━━ Records provided ━━
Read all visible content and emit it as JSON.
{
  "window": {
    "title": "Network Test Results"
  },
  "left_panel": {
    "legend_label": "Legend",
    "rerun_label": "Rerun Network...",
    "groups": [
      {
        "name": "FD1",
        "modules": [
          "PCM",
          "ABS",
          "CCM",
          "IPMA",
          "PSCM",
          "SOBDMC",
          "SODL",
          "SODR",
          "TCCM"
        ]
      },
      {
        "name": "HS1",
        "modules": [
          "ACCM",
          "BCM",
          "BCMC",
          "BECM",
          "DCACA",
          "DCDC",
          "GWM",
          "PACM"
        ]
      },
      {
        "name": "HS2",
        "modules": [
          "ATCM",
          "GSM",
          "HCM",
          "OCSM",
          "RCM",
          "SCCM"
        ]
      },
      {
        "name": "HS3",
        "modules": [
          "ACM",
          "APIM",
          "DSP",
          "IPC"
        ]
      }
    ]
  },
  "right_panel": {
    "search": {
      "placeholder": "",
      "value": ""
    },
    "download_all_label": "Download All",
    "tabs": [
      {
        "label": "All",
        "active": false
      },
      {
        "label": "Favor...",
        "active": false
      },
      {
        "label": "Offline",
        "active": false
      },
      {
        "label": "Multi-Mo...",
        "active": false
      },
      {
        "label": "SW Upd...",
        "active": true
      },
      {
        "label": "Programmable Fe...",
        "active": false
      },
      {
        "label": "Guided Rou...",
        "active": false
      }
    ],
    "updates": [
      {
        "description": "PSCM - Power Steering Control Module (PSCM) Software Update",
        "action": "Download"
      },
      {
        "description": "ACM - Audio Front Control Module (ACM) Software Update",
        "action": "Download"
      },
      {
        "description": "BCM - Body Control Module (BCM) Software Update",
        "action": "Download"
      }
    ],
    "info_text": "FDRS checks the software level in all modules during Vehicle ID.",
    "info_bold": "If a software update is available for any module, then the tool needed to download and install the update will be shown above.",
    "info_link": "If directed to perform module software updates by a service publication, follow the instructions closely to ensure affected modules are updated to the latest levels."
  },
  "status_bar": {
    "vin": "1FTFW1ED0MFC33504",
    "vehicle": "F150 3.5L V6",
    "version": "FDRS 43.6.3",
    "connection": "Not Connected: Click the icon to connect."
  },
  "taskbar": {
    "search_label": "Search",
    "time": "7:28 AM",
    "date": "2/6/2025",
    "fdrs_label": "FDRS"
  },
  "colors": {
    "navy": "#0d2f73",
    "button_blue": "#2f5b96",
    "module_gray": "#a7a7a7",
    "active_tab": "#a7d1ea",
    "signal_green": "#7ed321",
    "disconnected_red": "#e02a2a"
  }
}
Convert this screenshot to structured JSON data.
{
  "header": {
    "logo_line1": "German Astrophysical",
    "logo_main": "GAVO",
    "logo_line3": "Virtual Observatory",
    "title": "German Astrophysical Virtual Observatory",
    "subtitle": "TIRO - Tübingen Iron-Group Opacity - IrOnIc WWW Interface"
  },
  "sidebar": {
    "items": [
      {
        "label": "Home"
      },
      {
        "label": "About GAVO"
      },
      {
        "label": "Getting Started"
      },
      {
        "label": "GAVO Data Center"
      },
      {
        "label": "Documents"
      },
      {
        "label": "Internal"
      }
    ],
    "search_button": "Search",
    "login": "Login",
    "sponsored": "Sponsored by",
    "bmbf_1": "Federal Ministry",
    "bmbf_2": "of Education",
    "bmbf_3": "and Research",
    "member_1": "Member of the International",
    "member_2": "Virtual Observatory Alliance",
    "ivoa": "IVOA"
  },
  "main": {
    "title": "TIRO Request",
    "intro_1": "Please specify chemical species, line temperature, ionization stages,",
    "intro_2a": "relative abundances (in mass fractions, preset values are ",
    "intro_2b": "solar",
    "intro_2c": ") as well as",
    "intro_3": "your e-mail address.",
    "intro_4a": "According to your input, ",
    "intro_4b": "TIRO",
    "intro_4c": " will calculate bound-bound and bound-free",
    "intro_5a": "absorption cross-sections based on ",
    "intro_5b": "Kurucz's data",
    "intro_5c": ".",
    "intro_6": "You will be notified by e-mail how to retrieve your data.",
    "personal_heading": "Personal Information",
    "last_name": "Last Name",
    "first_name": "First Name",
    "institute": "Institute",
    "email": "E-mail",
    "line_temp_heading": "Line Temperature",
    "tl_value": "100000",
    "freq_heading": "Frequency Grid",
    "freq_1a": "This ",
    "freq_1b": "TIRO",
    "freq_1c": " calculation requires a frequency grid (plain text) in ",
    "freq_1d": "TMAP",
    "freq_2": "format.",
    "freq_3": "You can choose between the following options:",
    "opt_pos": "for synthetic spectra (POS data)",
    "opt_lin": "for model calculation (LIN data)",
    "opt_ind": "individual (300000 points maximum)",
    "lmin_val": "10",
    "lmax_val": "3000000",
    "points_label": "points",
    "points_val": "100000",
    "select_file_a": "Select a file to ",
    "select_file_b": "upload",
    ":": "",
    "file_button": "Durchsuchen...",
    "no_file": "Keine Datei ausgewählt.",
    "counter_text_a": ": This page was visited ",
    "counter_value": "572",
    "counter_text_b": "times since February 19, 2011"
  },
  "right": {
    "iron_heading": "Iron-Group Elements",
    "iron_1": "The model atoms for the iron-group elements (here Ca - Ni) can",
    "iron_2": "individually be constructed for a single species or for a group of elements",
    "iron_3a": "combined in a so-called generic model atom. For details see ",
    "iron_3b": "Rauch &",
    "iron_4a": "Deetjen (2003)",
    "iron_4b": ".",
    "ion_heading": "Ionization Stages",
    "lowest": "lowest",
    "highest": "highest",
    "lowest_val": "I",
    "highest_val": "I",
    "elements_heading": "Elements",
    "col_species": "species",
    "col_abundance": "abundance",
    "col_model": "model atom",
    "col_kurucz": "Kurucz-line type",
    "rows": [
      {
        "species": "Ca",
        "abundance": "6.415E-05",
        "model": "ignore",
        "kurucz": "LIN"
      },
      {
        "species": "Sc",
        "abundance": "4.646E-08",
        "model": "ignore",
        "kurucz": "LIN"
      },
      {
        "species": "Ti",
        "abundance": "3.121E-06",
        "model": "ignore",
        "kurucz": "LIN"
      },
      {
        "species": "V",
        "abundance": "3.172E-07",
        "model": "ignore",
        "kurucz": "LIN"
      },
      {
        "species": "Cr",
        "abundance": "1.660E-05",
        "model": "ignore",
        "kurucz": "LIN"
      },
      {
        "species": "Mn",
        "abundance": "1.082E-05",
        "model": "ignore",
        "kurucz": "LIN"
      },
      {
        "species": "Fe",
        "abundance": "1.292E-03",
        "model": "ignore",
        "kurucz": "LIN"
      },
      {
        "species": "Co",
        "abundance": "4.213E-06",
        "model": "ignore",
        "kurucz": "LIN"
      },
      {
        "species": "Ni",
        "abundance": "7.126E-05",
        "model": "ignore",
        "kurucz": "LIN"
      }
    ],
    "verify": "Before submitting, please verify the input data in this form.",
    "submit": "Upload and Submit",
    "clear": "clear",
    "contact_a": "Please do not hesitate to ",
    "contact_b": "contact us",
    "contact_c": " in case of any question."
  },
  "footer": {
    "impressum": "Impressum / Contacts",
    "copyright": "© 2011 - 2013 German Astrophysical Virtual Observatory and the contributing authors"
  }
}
━━━
What needs to be done: Each line of the material should be echoed exactly.

Complete answer:
Read all visible content and emit it as JSON.
{
  "window": {
    "title": "Network Test Results"
  },
  "left_panel": {
    "legend_label": "Legend",
    "rerun_label": "Rerun Network...",
    "groups": [
      {
        "name": "FD1",
        "modules": [
          "PCM",
          "ABS",
          "CCM",
          "IPMA",
          "PSCM",
          "SOBDMC",
          "SODL",
          "SODR",
          "TCCM"
        ]
      },
      {
        "name": "HS1",
        "modules": [
          "ACCM",
          "BCM",
          "BCMC",
          "BECM",
          "DCACA",
          "DCDC",
          "GWM",
          "PACM"
        ]
      },
      {
        "name": "HS2",
        "modules": [
          "ATCM",
          "GSM",
          "HCM",
          "OCSM",
          "RCM",
          "SCCM"
        ]
      },
      {
        "name": "HS3",
        "modules": [
          "ACM",
          "APIM",
          "DSP",
          "IPC"
        ]
      }
    ]
  },
  "right_panel": {
    "search": {
      "placeholder": "",
      "value": ""
    },
    "download_all_label": "Download All",
    "tabs": [
      {
        "label": "All",
        "active": false
      },
      {
        "label": "Favor...",
        "active": false
      },
      {
        "label": "Offline",
        "active": false
      },
      {
        "label": "Multi-Mo...",
        "active": false
      },
      {
        "label": "SW Upd...",
        "active": true
      },
      {
        "label": "Programmable Fe...",
        "active": false
      },
      {
        "label": "Guided Rou...",
        "active": false
      }
    ],
    "updates": [
      {
        "description": "PSCM - Power Steering Control Module (PSCM) Software Update",
        "action": "Download"
      },
      {
        "description": "ACM - Audio Front Control Module (ACM) Software Update",
        "action": "Download"
      },
      {
        "description": "BCM - Body Control Module (BCM) Software Update",
        "action": "Download"
      }
    ],
    "info_text": "FDRS checks the software level in all modules during Vehicle ID.",
    "info_bold": "If a software update is available for any module, then the tool needed to download and install the update will be shown above.",
    "info_link": "If directed to perform module software updates by a service publication, follow the instructions closely to ensure affected modules are updated to the latest levels."
  },
  "status_bar": {
    "vin": "1FTFW1ED0MFC33504",
    "vehicle": "F150 3.5L V6",
    "version": "FDRS 43.6.3",
    "connection": "Not Connected: Click the icon to connect."
  },
  "taskbar": {
    "search_label": "Search",
    "time": "7:28 AM",
    "date": "2/6/2025",
    "fdrs_label": "FDRS"
  },
  "colors": {
    "navy": "#0d2f73",
    "button_blue": "#2f5b96",
    "module_gray": "#a7a7a7",
    "active_tab": "#a7d1ea",
    "signal_green": "#7ed321",
    "disconnected_red": "#e02a2a"
  }
}
Convert this screenshot to structured JSON data.
{
  "header": {
    "logo_line1": "German Astrophysical",
    "logo_main": "GAVO",
    "logo_line3": "Virtual Observatory",
    "title": "German Astrophysical Virtual Observatory",
    "subtitle": "TIRO - Tübingen Iron-Group Opacity - IrOnIc WWW Interface"
  },
  "sidebar": {
    "items": [
      {
        "label": "Home"
      },
      {
        "label": "About GAVO"
      },
      {
        "label": "Getting Started"
      },
      {
        "label": "GAVO Data Center"
      },
      {
        "label": "Documents"
      },
      {
        "label": "Internal"
      }
    ],
    "search_button": "Search",
    "login": "Login",
    "sponsored": "Sponsored by",
    "bmbf_1": "Federal Ministry",
    "bmbf_2": "of Education",
    "bmbf_3": "and Research",
    "member_1": "Member of the International",
    "member_2": "Virtual Observatory Alliance",
    "ivoa": "IVOA"
  },
  "main": {
    "title": "TIRO Request",
    "intro_1": "Please specify chemical species, line temperature, ionization stages,",
    "intro_2a": "relative abundances (in mass fractions, preset values are ",
    "intro_2b": "solar",
    "intro_2c": ") as well as",
    "intro_3": "your e-mail address.",
    "intro_4a": "According to your input, ",
    "intro_4b": "TIRO",
    "intro_4c": " will calculate bound-bound and bound-free",
    "intro_5a": "absorption cross-sections based on ",
    "intro_5b": "Kurucz's data",
    "intro_5c": ".",
    "intro_6": "You will be notified by e-mail how to retrieve your data.",
    "personal_heading": "Personal Information",
    "last_name": "Last Name",
    "first_name": "First Name",
    "institute": "Institute",
    "email": "E-mail",
    "line_temp_heading": "Line Temperature",
    "tl_value": "100000",
    "freq_heading": "Frequency Grid",
    "freq_1a": "This ",
    "freq_1b": "TIRO",
    "freq_1c": " calculation requires a frequency grid (plain text) in ",
    "freq_1d": "TMAP",
    "freq_2": "format.",
    "freq_3": "You can choose between the following options:",
    "opt_pos": "for synthetic spectra (POS data)",
    "opt_lin": "for model calculation (LIN data)",
    "opt_ind": "individual (300000 points maximum)",
    "lmin_val": "10",
    "lmax_val": "3000000",
    "points_label": "points",
    "points_val": "100000",
    "select_file_a": "Select a file to ",
    "select_file_b": "upload",
    ":": "",
    "file_button": "Durchsuchen...",
    "no_file": "Keine Datei ausgewählt.",
    "counter_text_a": ": This page was visited ",
    "counter_value": "572",
    "counter_text_b": "times since February 19, 2011"
  },
  "right": {
    "iron_heading": "Iron-Group Elements",
    "iron_1": "The model atoms for the iron-group elements (here Ca - Ni) can",
    "iron_2": "individually be constructed for a single species or for a group of elements",
    "iron_3a": "combined in a so-called generic model atom. For details see ",
    "iron_3b": "Rauch &",
    "iron_4a": "Deetjen (2003)",
    "iron_4b": ".",
    "ion_heading": "Ionization Stages",
    "lowest": "lowest",
    "highest": "highest",
    "lowest_val": "I",
    "highest_val": "I",
    "elements_heading": "Elements",
    "col_species": "species",
    "col_abundance": "abundance",
    "col_model": "model atom",
    "col_kurucz": "Kurucz-line type",
    "rows": [
      {
        "species": "Ca",
        "abundance": "6.415E-05",
        "model": "ignore",
        "kurucz": "LIN"
      },
      {
        "species": "Sc",
        "abundance": "4.646E-08",
        "model": "ignore",
        "kurucz": "LIN"
      },
      {
        "species": "Ti",
        "abundance": "3.121E-06",
        "model": "ignore",
        "kurucz": "LIN"
      },
      {
        "species": "V",
        "abundance": "3.172E-07",
        "model": "ignore",
        "kurucz": "LIN"
      },
      {
        "species": "Cr",
        "abundance": "1.660E-05",
        "model": "ignore",
        "kurucz": "LIN"
      },
      {
        "species": "Mn",
        "abundance": "1.082E-05",
        "model": "ignore",
        "kurucz": "LIN"
      },
      {
        "species": "Fe",
        "abundance": "1.292E-03",
        "model": "ignore",
        "kurucz": "LIN"
      },
      {
        "species": "Co",
        "abundance": "4.213E-06",
        "model": "ignore",
        "kurucz": "LIN"
      },
      {
        "species": "Ni",
        "abundance": "7.126E-05",
        "model": "ignore",
        "kurucz": "LIN"
      }
    ],
    "verify": "Before submitting, please verify the input data in this form.",
    "submit": "Upload and Submit",
    "clear": "clear",
    "contact_a": "Please do not hesitate to ",
    "contact_b": "contact us",
    "contact_c": " in case of any question."
  },
  "footer": {
    "impressum": "Impressum / Contacts",
    "copyright": "© 2011 - 2013 German Astrophysical Virtual Observatory and the contributing authors"
  }
}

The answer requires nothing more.